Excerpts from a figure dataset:
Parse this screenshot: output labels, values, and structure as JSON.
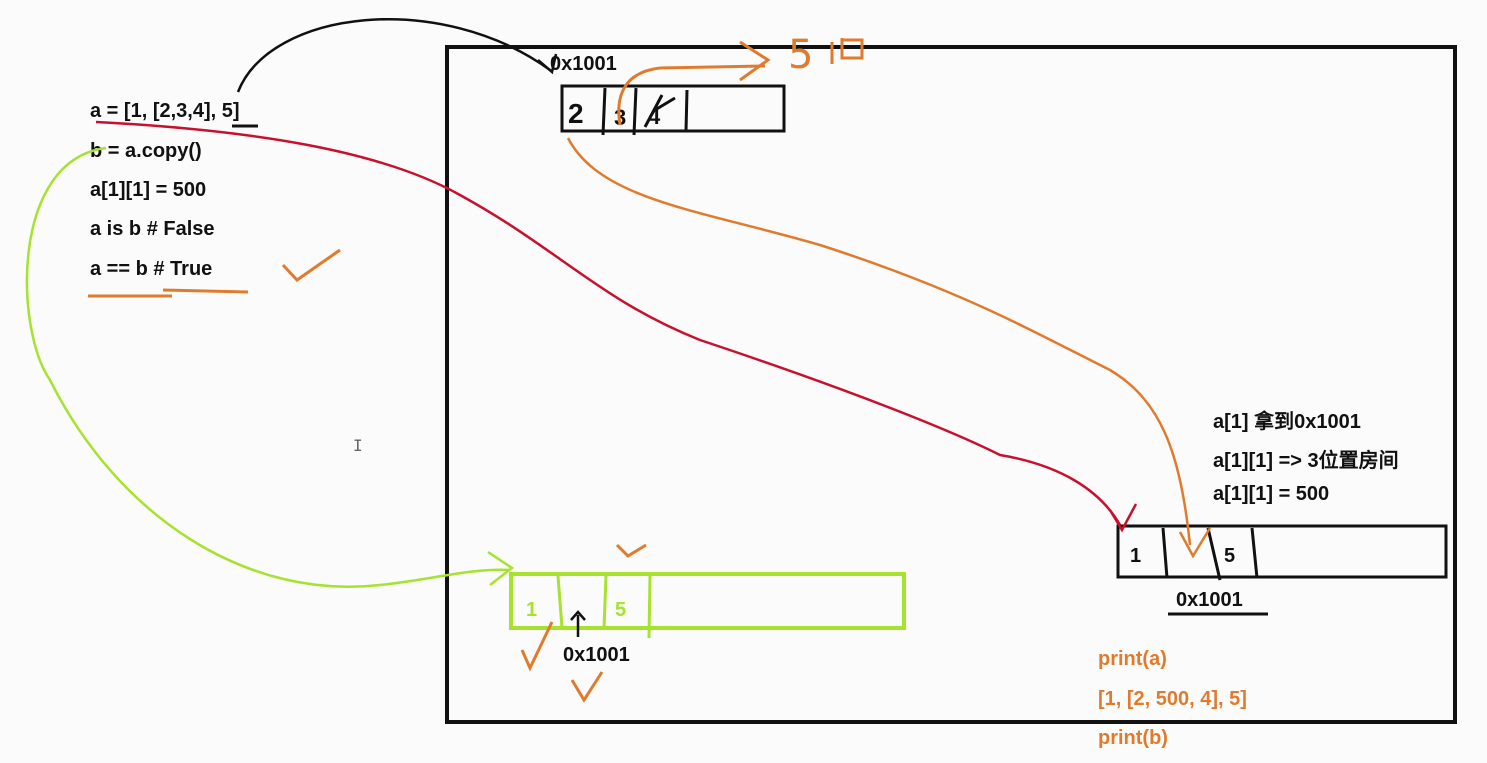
{
  "code": {
    "line1": "a = [1, [2,3,4], 5]",
    "line2": "b = a.copy()",
    "line3": "a[1][1] = 500",
    "line4": "a is b # False",
    "line5": "a == b # True"
  },
  "inner_list": {
    "address": "0x1001",
    "cells": [
      "2",
      "3",
      "4"
    ],
    "handwritten_value": "5"
  },
  "list_a": {
    "cells": [
      "1",
      "",
      "5"
    ],
    "address_label": "0x1001"
  },
  "list_b": {
    "cells": [
      "1",
      "",
      "5"
    ],
    "address_label": "0x1001"
  },
  "notes": {
    "n1": "a[1] 拿到0x1001",
    "n2": "a[1][1] => 3位置房间",
    "n3": "a[1][1] = 500"
  },
  "output": {
    "print_a": "print(a)",
    "result_a": "[1, [2, 500, 4], 5]",
    "print_b": "print(b)"
  },
  "colors": {
    "ink": "#111111",
    "red_arrow": "#c8102e",
    "orange": "#e07b2e",
    "green": "#a6e22e"
  }
}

### [TASK PROMPT]
Repeat the listing verbatim. Skip the pictures.

### [RESULT OF THIS TASK]
Parse this screenshot: output labels, values, and structure as JSON.
{
  "code": {
    "line1": "a = [1, [2,3,4], 5]",
    "line2": "b = a.copy()",
    "line3": "a[1][1] = 500",
    "line4": "a is b # False",
    "line5": "a == b # True"
  },
  "inner_list": {
    "address": "0x1001",
    "cells": [
      "2",
      "3",
      "4"
    ],
    "handwritten_value": "5"
  },
  "list_a": {
    "cells": [
      "1",
      "",
      "5"
    ],
    "address_label": "0x1001"
  },
  "list_b": {
    "cells": [
      "1",
      "",
      "5"
    ],
    "address_label": "0x1001"
  },
  "notes": {
    "n1": "a[1] 拿到0x1001",
    "n2": "a[1][1] => 3位置房间",
    "n3": "a[1][1] = 500"
  },
  "output": {
    "print_a": "print(a)",
    "result_a": "[1, [2, 500, 4], 5]",
    "print_b": "print(b)"
  },
  "colors": {
    "ink": "#111111",
    "red_arrow": "#c8102e",
    "orange": "#e07b2e",
    "green": "#a6e22e"
  }
}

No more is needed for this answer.